Written task>
Your task is to copy every line of the entries that contains "name".

[Saved data entries]
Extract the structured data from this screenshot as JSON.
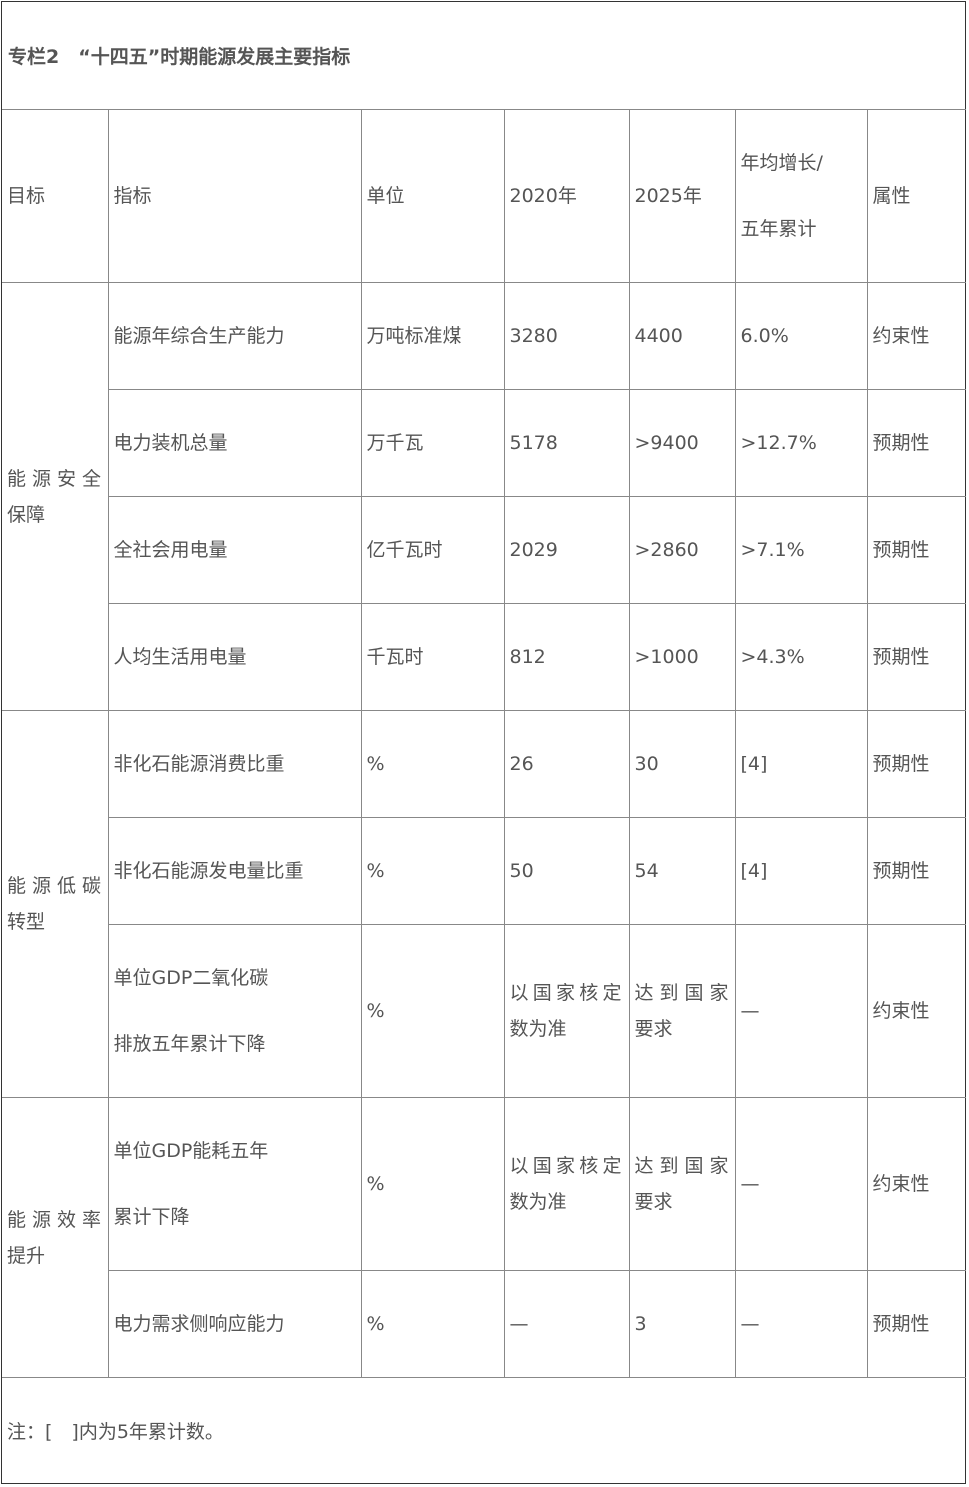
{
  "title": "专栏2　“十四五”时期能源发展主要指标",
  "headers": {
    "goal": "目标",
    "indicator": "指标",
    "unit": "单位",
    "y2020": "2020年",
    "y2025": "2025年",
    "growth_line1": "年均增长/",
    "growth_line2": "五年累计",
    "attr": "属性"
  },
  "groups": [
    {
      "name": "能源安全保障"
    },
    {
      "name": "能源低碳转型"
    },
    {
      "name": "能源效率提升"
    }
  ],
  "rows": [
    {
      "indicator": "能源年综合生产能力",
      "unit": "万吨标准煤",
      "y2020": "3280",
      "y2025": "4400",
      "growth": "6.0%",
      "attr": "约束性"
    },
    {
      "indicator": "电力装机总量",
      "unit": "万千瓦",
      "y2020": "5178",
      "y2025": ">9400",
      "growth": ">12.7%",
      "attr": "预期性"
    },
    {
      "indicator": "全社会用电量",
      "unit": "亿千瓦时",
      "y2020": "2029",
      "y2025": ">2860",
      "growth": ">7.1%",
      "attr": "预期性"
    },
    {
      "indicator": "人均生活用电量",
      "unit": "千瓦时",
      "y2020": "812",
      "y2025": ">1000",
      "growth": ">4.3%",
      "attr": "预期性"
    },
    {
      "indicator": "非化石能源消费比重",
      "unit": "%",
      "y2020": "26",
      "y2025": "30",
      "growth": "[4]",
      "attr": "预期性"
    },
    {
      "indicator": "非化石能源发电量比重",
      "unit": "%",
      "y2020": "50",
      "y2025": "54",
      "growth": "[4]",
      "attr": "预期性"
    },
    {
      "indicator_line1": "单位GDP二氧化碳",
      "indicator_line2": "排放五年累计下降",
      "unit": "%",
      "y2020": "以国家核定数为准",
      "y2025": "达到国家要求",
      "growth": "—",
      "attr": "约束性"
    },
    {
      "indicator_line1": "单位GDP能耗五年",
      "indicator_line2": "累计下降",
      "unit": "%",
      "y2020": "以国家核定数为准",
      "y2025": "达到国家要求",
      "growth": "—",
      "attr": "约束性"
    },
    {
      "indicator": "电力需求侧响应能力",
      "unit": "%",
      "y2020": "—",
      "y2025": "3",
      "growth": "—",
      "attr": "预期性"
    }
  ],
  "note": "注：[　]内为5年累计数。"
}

---

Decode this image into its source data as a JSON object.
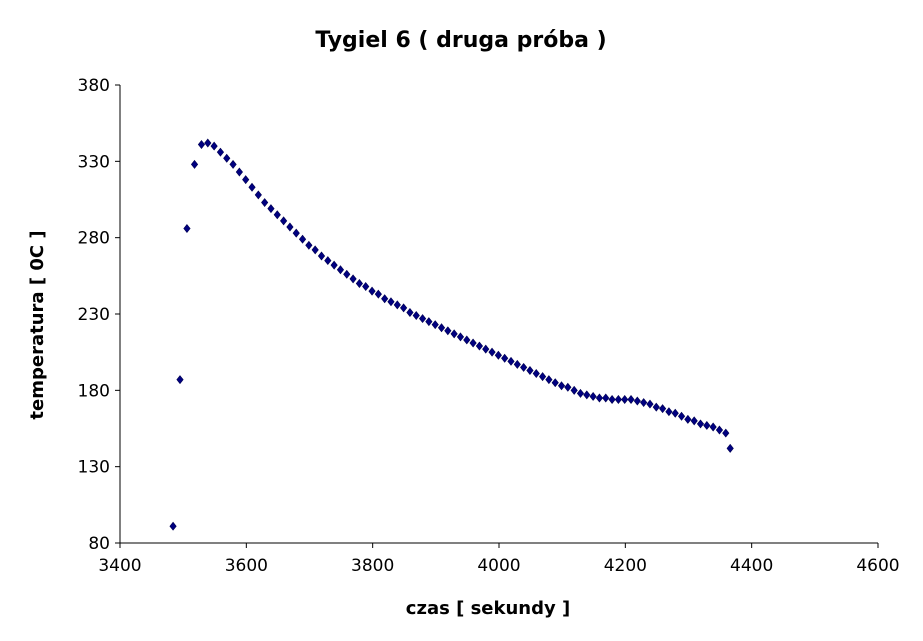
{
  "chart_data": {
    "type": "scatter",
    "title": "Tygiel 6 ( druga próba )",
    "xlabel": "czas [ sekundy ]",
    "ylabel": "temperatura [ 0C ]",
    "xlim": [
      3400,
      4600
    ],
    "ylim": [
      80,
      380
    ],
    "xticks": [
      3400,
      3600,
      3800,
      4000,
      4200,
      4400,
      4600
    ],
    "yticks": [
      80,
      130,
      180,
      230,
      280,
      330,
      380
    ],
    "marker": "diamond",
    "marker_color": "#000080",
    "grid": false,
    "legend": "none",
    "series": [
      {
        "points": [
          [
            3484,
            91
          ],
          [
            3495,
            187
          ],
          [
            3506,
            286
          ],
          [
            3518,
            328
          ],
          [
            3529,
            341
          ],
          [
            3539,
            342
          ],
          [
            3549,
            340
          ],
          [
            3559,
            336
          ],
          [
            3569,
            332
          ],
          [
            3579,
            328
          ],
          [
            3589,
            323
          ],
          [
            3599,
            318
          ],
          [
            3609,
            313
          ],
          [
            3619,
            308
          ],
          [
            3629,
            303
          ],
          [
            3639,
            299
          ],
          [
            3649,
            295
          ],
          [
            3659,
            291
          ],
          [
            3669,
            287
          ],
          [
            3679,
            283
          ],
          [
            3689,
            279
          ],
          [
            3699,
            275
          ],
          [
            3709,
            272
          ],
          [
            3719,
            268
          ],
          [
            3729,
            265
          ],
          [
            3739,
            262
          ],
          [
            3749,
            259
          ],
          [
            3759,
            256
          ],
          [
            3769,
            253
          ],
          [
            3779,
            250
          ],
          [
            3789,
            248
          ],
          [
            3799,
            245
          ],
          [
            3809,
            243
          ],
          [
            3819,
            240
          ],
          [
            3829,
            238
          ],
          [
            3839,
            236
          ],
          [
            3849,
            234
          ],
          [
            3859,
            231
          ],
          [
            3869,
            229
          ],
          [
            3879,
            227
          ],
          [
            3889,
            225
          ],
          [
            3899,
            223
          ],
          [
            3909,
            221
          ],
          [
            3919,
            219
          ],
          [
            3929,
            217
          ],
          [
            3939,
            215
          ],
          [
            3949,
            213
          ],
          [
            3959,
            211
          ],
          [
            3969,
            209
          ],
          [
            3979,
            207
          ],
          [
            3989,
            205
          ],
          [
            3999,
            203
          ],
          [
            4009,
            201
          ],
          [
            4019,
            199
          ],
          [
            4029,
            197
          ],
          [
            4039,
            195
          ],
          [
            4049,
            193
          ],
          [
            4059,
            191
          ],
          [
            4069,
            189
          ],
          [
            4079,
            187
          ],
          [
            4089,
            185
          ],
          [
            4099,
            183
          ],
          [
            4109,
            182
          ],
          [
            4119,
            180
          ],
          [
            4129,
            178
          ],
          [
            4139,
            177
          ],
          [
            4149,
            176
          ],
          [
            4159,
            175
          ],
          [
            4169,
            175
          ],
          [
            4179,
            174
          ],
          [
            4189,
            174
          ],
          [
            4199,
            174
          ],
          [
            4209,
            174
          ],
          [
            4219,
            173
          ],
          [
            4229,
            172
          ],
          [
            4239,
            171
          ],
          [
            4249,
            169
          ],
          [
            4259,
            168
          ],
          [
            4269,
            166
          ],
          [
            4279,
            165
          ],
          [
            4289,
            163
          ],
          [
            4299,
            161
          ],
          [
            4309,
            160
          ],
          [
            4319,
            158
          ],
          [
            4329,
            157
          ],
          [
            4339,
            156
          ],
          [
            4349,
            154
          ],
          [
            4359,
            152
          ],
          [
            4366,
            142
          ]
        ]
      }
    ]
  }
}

...

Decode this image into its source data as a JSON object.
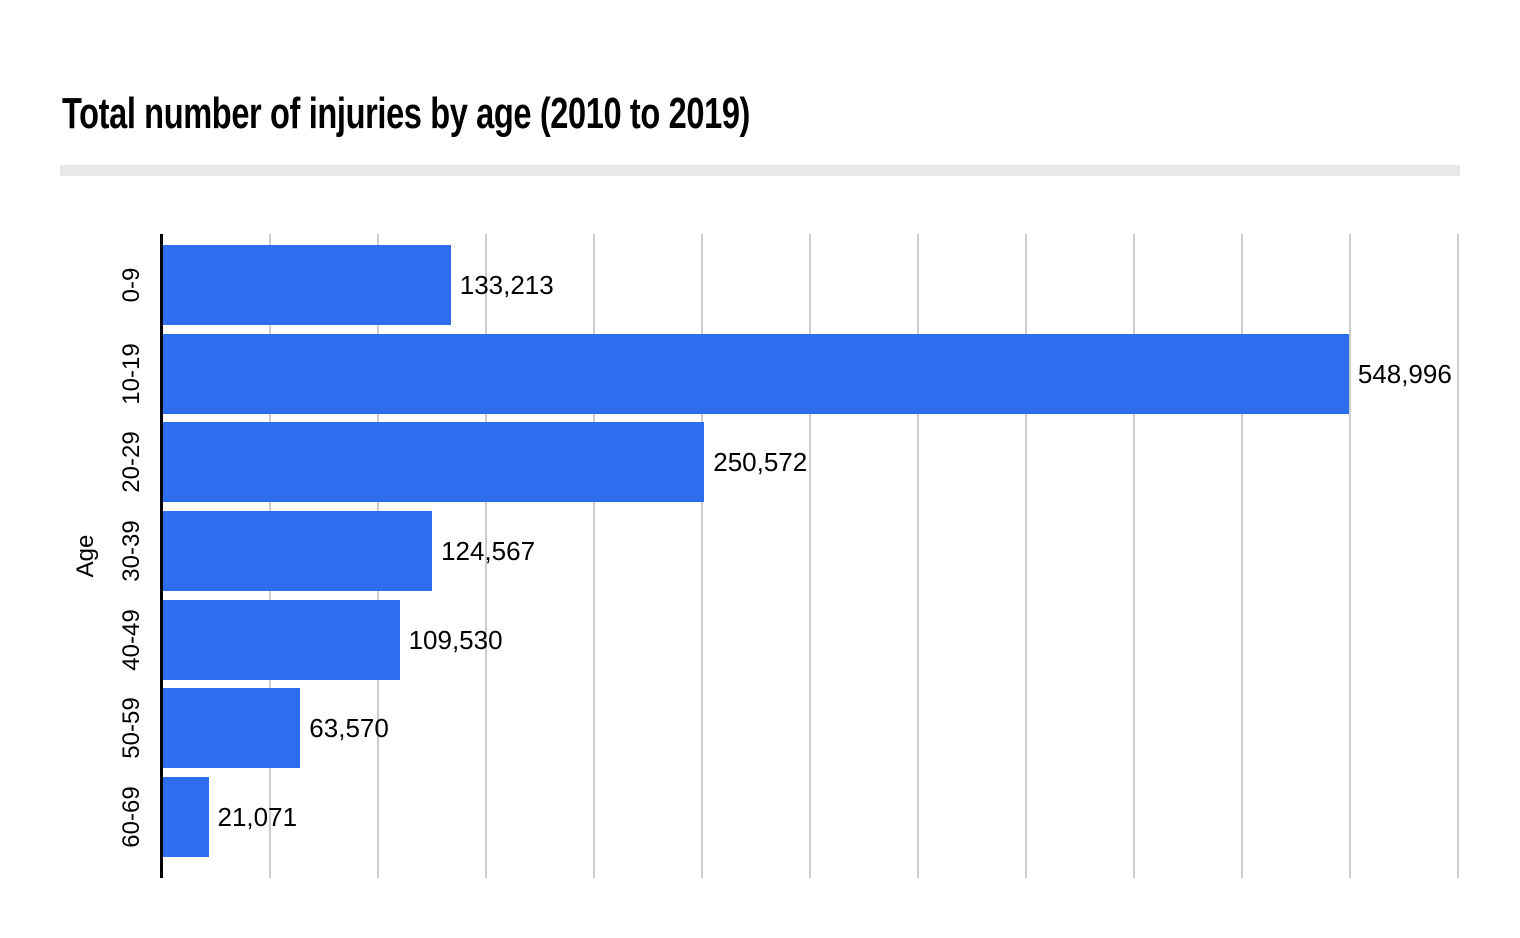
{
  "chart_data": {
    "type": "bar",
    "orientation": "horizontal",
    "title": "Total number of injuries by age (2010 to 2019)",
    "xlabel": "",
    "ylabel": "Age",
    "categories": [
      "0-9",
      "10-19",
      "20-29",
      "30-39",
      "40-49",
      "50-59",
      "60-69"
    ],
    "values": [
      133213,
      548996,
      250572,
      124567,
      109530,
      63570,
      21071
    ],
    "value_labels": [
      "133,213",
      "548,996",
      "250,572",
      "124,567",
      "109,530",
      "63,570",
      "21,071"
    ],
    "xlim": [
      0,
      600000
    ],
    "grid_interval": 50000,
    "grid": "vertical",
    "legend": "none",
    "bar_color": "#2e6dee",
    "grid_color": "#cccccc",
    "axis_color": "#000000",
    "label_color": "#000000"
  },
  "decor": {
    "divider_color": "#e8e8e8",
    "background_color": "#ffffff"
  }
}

Task response>
      "name": "能源安全保障"
      "name": "能源低碳转型"
      "name": "能源效率提升"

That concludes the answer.